• Set problem: Copy out each line featuring the string "terapi" from the entries beneath.

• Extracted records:
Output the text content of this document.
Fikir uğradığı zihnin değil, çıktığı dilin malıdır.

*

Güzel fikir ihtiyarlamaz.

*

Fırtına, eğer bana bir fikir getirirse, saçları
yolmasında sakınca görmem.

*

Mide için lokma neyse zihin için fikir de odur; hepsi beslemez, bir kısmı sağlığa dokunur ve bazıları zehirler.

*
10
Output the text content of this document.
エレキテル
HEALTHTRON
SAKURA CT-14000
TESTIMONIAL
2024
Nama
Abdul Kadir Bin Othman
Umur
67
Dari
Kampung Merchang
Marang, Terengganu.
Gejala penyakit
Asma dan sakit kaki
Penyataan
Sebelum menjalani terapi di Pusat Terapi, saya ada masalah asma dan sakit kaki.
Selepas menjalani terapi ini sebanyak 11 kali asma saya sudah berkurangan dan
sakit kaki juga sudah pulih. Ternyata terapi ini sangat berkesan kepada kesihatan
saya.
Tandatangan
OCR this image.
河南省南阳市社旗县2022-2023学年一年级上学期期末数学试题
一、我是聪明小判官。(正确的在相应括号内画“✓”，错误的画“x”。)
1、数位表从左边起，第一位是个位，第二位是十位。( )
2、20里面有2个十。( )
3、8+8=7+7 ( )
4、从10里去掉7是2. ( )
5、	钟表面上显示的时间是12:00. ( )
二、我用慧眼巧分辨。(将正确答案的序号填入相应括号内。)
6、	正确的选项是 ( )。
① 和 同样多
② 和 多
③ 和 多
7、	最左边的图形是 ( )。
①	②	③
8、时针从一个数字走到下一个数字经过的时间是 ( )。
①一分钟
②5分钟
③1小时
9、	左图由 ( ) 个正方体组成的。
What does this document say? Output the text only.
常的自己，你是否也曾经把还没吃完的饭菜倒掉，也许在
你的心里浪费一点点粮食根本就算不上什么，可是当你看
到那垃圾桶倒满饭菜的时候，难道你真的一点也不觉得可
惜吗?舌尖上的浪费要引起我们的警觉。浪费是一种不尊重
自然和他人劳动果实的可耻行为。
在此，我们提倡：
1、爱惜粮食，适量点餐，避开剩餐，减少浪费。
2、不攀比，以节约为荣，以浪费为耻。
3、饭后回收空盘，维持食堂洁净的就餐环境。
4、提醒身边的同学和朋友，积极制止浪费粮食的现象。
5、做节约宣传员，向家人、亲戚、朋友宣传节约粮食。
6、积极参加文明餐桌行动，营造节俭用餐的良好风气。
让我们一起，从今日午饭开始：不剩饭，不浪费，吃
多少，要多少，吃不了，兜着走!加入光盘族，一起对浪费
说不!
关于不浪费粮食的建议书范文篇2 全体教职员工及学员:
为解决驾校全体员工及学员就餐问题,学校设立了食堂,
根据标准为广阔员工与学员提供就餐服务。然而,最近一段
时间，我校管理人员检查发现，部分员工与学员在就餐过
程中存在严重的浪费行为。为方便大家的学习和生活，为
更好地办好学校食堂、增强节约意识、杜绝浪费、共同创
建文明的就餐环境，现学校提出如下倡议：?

• Exercise response:
Sebelum menjalani terapi di Pusat Terapi, saya ada masalah asma dan sakit kaki.
Selepas menjalani terapi ini sebanyak 11 kali asma saya sudah berkurangan dan
sakit kaki juga sudah pulih. Ternyata terapi ini sangat berkesan kepada kesihatan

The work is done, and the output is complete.